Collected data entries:
____

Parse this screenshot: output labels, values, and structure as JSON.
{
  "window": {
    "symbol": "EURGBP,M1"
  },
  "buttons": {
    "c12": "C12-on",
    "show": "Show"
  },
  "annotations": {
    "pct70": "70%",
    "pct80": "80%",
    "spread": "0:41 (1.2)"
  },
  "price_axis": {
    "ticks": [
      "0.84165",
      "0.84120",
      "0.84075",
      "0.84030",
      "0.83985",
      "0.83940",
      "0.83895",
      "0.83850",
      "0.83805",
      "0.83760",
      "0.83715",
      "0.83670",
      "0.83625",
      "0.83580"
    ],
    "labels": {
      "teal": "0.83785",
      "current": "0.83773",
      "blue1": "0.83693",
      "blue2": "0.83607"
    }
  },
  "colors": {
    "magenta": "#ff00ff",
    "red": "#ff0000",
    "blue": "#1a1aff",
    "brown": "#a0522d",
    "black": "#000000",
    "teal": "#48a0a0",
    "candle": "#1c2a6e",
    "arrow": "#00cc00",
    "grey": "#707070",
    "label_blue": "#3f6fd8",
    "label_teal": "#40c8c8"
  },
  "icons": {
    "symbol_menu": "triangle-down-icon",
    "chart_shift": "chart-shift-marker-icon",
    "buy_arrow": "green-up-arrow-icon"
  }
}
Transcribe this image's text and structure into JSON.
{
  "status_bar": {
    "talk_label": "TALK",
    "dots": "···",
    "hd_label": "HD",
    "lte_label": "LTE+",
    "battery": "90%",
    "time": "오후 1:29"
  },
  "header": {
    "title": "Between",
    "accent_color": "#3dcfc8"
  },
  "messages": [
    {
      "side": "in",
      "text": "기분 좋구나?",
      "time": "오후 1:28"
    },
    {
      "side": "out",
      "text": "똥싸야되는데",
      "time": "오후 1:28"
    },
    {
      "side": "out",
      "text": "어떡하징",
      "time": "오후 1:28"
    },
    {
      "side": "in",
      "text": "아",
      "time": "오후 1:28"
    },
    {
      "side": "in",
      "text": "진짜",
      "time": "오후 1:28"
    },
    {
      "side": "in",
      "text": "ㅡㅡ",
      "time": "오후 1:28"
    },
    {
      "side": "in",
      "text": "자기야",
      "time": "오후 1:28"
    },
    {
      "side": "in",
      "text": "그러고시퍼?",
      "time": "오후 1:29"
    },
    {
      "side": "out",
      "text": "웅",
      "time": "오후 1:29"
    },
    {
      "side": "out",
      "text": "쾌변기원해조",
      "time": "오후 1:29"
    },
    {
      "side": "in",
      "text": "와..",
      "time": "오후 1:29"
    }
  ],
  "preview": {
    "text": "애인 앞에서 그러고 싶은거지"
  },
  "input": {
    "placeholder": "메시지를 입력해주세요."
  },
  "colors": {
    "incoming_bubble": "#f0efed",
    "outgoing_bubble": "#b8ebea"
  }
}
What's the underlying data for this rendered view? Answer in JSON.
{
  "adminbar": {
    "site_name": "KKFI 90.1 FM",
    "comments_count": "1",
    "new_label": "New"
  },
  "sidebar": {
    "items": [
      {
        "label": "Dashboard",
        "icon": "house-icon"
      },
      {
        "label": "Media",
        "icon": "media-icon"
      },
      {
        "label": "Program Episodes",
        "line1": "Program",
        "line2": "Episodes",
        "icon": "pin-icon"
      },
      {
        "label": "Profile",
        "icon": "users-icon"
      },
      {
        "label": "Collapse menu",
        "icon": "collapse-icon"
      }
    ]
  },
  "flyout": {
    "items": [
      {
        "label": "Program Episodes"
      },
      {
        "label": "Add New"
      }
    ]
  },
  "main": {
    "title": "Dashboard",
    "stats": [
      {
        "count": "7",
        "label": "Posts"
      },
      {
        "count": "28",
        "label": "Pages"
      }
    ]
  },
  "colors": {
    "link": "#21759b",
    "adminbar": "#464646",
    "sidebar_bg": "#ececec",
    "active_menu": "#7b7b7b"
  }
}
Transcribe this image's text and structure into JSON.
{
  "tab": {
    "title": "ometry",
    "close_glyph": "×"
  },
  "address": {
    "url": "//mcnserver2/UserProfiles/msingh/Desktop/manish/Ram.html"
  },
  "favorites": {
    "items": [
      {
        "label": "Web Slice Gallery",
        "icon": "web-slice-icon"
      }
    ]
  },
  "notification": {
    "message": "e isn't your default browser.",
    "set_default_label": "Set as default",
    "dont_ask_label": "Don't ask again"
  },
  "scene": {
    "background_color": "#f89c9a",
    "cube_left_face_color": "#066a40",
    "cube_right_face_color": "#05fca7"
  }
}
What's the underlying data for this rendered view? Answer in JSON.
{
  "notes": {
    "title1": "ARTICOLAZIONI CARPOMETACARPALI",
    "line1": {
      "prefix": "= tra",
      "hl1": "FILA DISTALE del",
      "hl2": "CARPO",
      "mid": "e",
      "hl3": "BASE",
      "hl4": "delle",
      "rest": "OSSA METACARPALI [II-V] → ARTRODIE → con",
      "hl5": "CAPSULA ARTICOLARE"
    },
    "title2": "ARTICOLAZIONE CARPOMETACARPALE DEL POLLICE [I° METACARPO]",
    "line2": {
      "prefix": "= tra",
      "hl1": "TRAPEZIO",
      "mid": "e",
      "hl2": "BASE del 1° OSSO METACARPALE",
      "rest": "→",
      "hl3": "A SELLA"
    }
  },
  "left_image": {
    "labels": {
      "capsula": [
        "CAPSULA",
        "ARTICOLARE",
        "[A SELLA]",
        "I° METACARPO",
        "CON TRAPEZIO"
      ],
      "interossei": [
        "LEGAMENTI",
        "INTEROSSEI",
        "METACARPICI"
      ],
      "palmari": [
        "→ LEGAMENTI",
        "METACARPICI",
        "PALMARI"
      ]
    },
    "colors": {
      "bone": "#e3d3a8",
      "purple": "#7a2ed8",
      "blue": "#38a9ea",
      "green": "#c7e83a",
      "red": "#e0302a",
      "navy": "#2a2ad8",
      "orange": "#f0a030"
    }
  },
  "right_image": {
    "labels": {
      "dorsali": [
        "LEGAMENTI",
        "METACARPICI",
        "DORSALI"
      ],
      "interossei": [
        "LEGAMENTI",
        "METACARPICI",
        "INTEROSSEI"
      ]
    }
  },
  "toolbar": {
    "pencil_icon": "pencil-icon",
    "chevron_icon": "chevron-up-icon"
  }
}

____

== Directive ==
Copy each record from above exactly, and include every line.

== Solution to this task ==
Parse this screenshot: output labels, values, and structure as JSON.
{
  "window": {
    "symbol": "EURGBP,M1"
  },
  "buttons": {
    "c12": "C12-on",
    "show": "Show"
  },
  "annotations": {
    "pct70": "70%",
    "pct80": "80%",
    "spread": "0:41 (1.2)"
  },
  "price_axis": {
    "ticks": [
      "0.84165",
      "0.84120",
      "0.84075",
      "0.84030",
      "0.83985",
      "0.83940",
      "0.83895",
      "0.83850",
      "0.83805",
      "0.83760",
      "0.83715",
      "0.83670",
      "0.83625",
      "0.83580"
    ],
    "labels": {
      "teal": "0.83785",
      "current": "0.83773",
      "blue1": "0.83693",
      "blue2": "0.83607"
    }
  },
  "colors": {
    "magenta": "#ff00ff",
    "red": "#ff0000",
    "blue": "#1a1aff",
    "brown": "#a0522d",
    "black": "#000000",
    "teal": "#48a0a0",
    "candle": "#1c2a6e",
    "arrow": "#00cc00",
    "grey": "#707070",
    "label_blue": "#3f6fd8",
    "label_teal": "#40c8c8"
  },
  "icons": {
    "symbol_menu": "triangle-down-icon",
    "chart_shift": "chart-shift-marker-icon",
    "buy_arrow": "green-up-arrow-icon"
  }
}
Transcribe this image's text and structure into JSON.
{
  "status_bar": {
    "talk_label": "TALK",
    "dots": "···",
    "hd_label": "HD",
    "lte_label": "LTE+",
    "battery": "90%",
    "time": "오후 1:29"
  },
  "header": {
    "title": "Between",
    "accent_color": "#3dcfc8"
  },
  "messages": [
    {
      "side": "in",
      "text": "기분 좋구나?",
      "time": "오후 1:28"
    },
    {
      "side": "out",
      "text": "똥싸야되는데",
      "time": "오후 1:28"
    },
    {
      "side": "out",
      "text": "어떡하징",
      "time": "오후 1:28"
    },
    {
      "side": "in",
      "text": "아",
      "time": "오후 1:28"
    },
    {
      "side": "in",
      "text": "진짜",
      "time": "오후 1:28"
    },
    {
      "side": "in",
      "text": "ㅡㅡ",
      "time": "오후 1:28"
    },
    {
      "side": "in",
      "text": "자기야",
      "time": "오후 1:28"
    },
    {
      "side": "in",
      "text": "그러고시퍼?",
      "time": "오후 1:29"
    },
    {
      "side": "out",
      "text": "웅",
      "time": "오후 1:29"
    },
    {
      "side": "out",
      "text": "쾌변기원해조",
      "time": "오후 1:29"
    },
    {
      "side": "in",
      "text": "와..",
      "time": "오후 1:29"
    }
  ],
  "preview": {
    "text": "애인 앞에서 그러고 싶은거지"
  },
  "input": {
    "placeholder": "메시지를 입력해주세요."
  },
  "colors": {
    "incoming_bubble": "#f0efed",
    "outgoing_bubble": "#b8ebea"
  }
}
What's the underlying data for this rendered view? Answer in JSON.
{
  "adminbar": {
    "site_name": "KKFI 90.1 FM",
    "comments_count": "1",
    "new_label": "New"
  },
  "sidebar": {
    "items": [
      {
        "label": "Dashboard",
        "icon": "house-icon"
      },
      {
        "label": "Media",
        "icon": "media-icon"
      },
      {
        "label": "Program Episodes",
        "line1": "Program",
        "line2": "Episodes",
        "icon": "pin-icon"
      },
      {
        "label": "Profile",
        "icon": "users-icon"
      },
      {
        "label": "Collapse menu",
        "icon": "collapse-icon"
      }
    ]
  },
  "flyout": {
    "items": [
      {
        "label": "Program Episodes"
      },
      {
        "label": "Add New"
      }
    ]
  },
  "main": {
    "title": "Dashboard",
    "stats": [
      {
        "count": "7",
        "label": "Posts"
      },
      {
        "count": "28",
        "label": "Pages"
      }
    ]
  },
  "colors": {
    "link": "#21759b",
    "adminbar": "#464646",
    "sidebar_bg": "#ececec",
    "active_menu": "#7b7b7b"
  }
}
Transcribe this image's text and structure into JSON.
{
  "tab": {
    "title": "ometry",
    "close_glyph": "×"
  },
  "address": {
    "url": "//mcnserver2/UserProfiles/msingh/Desktop/manish/Ram.html"
  },
  "favorites": {
    "items": [
      {
        "label": "Web Slice Gallery",
        "icon": "web-slice-icon"
      }
    ]
  },
  "notification": {
    "message": "e isn't your default browser.",
    "set_default_label": "Set as default",
    "dont_ask_label": "Don't ask again"
  },
  "scene": {
    "background_color": "#f89c9a",
    "cube_left_face_color": "#066a40",
    "cube_right_face_color": "#05fca7"
  }
}
What's the underlying data for this rendered view? Answer in JSON.
{
  "notes": {
    "title1": "ARTICOLAZIONI CARPOMETACARPALI",
    "line1": {
      "prefix": "= tra",
      "hl1": "FILA DISTALE del",
      "hl2": "CARPO",
      "mid": "e",
      "hl3": "BASE",
      "hl4": "delle",
      "rest": "OSSA METACARPALI [II-V] → ARTRODIE → con",
      "hl5": "CAPSULA ARTICOLARE"
    },
    "title2": "ARTICOLAZIONE CARPOMETACARPALE DEL POLLICE [I° METACARPO]",
    "line2": {
      "prefix": "= tra",
      "hl1": "TRAPEZIO",
      "mid": "e",
      "hl2": "BASE del 1° OSSO METACARPALE",
      "rest": "→",
      "hl3": "A SELLA"
    }
  },
  "left_image": {
    "labels": {
      "capsula": [
        "CAPSULA",
        "ARTICOLARE",
        "[A SELLA]",
        "I° METACARPO",
        "CON TRAPEZIO"
      ],
      "interossei": [
        "LEGAMENTI",
        "INTEROSSEI",
        "METACARPICI"
      ],
      "palmari": [
        "→ LEGAMENTI",
        "METACARPICI",
        "PALMARI"
      ]
    },
    "colors": {
      "bone": "#e3d3a8",
      "purple": "#7a2ed8",
      "blue": "#38a9ea",
      "green": "#c7e83a",
      "red": "#e0302a",
      "navy": "#2a2ad8",
      "orange": "#f0a030"
    }
  },
  "right_image": {
    "labels": {
      "dorsali": [
        "LEGAMENTI",
        "METACARPICI",
        "DORSALI"
      ],
      "interossei": [
        "LEGAMENTI",
        "METACARPICI",
        "INTEROSSEI"
      ]
    }
  },
  "toolbar": {
    "pencil_icon": "pencil-icon",
    "chevron_icon": "chevron-up-icon"
  }
}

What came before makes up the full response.